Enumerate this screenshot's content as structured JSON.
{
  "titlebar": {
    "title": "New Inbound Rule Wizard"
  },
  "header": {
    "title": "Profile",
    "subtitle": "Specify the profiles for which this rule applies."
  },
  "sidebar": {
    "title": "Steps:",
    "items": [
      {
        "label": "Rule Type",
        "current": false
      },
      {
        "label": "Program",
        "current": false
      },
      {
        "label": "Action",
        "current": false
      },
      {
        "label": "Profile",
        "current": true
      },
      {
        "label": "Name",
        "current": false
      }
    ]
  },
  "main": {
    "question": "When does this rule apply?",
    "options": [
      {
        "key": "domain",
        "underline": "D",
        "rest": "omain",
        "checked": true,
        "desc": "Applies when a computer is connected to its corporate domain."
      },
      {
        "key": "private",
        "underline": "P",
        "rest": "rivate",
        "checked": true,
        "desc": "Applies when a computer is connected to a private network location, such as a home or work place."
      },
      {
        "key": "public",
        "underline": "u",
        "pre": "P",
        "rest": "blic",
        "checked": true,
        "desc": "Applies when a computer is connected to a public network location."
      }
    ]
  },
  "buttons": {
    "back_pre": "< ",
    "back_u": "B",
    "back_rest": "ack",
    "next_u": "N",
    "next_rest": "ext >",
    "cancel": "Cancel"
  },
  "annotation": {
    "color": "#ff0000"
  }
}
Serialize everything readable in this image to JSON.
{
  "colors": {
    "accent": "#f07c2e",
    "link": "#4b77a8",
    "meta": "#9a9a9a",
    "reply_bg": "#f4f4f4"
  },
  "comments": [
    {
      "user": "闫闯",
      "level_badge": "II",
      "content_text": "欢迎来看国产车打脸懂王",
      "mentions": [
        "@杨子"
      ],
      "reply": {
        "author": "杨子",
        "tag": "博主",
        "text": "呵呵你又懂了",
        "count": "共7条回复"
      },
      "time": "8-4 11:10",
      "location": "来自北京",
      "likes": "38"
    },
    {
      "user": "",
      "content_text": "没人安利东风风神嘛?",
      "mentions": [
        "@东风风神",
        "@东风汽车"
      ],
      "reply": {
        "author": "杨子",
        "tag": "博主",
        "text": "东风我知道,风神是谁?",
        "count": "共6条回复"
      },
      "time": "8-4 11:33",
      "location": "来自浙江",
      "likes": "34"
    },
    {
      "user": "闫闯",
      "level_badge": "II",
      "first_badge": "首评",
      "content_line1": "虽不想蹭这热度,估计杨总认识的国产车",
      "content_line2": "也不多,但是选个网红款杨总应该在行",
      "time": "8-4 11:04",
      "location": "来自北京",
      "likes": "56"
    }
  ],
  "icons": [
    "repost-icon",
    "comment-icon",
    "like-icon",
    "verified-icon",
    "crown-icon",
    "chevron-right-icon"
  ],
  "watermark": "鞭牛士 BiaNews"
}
•••
Aim. Return each entry from the material above exactly as it appears.

Completed task.
Enumerate this screenshot's content as structured JSON.
{
  "titlebar": {
    "title": "New Inbound Rule Wizard"
  },
  "header": {
    "title": "Profile",
    "subtitle": "Specify the profiles for which this rule applies."
  },
  "sidebar": {
    "title": "Steps:",
    "items": [
      {
        "label": "Rule Type",
        "current": false
      },
      {
        "label": "Program",
        "current": false
      },
      {
        "label": "Action",
        "current": false
      },
      {
        "label": "Profile",
        "current": true
      },
      {
        "label": "Name",
        "current": false
      }
    ]
  },
  "main": {
    "question": "When does this rule apply?",
    "options": [
      {
        "key": "domain",
        "underline": "D",
        "rest": "omain",
        "checked": true,
        "desc": "Applies when a computer is connected to its corporate domain."
      },
      {
        "key": "private",
        "underline": "P",
        "rest": "rivate",
        "checked": true,
        "desc": "Applies when a computer is connected to a private network location, such as a home or work place."
      },
      {
        "key": "public",
        "underline": "u",
        "pre": "P",
        "rest": "blic",
        "checked": true,
        "desc": "Applies when a computer is connected to a public network location."
      }
    ]
  },
  "buttons": {
    "back_pre": "< ",
    "back_u": "B",
    "back_rest": "ack",
    "next_u": "N",
    "next_rest": "ext >",
    "cancel": "Cancel"
  },
  "annotation": {
    "color": "#ff0000"
  }
}
Serialize everything readable in this image to JSON.
{
  "colors": {
    "accent": "#f07c2e",
    "link": "#4b77a8",
    "meta": "#9a9a9a",
    "reply_bg": "#f4f4f4"
  },
  "comments": [
    {
      "user": "闫闯",
      "level_badge": "II",
      "content_text": "欢迎来看国产车打脸懂王",
      "mentions": [
        "@杨子"
      ],
      "reply": {
        "author": "杨子",
        "tag": "博主",
        "text": "呵呵你又懂了",
        "count": "共7条回复"
      },
      "time": "8-4 11:10",
      "location": "来自北京",
      "likes": "38"
    },
    {
      "user": "",
      "content_text": "没人安利东风风神嘛?",
      "mentions": [
        "@东风风神",
        "@东风汽车"
      ],
      "reply": {
        "author": "杨子",
        "tag": "博主",
        "text": "东风我知道,风神是谁?",
        "count": "共6条回复"
      },
      "time": "8-4 11:33",
      "location": "来自浙江",
      "likes": "34"
    },
    {
      "user": "闫闯",
      "level_badge": "II",
      "first_badge": "首评",
      "content_line1": "虽不想蹭这热度,估计杨总认识的国产车",
      "content_line2": "也不多,但是选个网红款杨总应该在行",
      "time": "8-4 11:04",
      "location": "来自北京",
      "likes": "56"
    }
  ],
  "icons": [
    "repost-icon",
    "comment-icon",
    "like-icon",
    "verified-icon",
    "crown-icon",
    "chevron-right-icon"
  ],
  "watermark": "鞭牛士 BiaNews"
}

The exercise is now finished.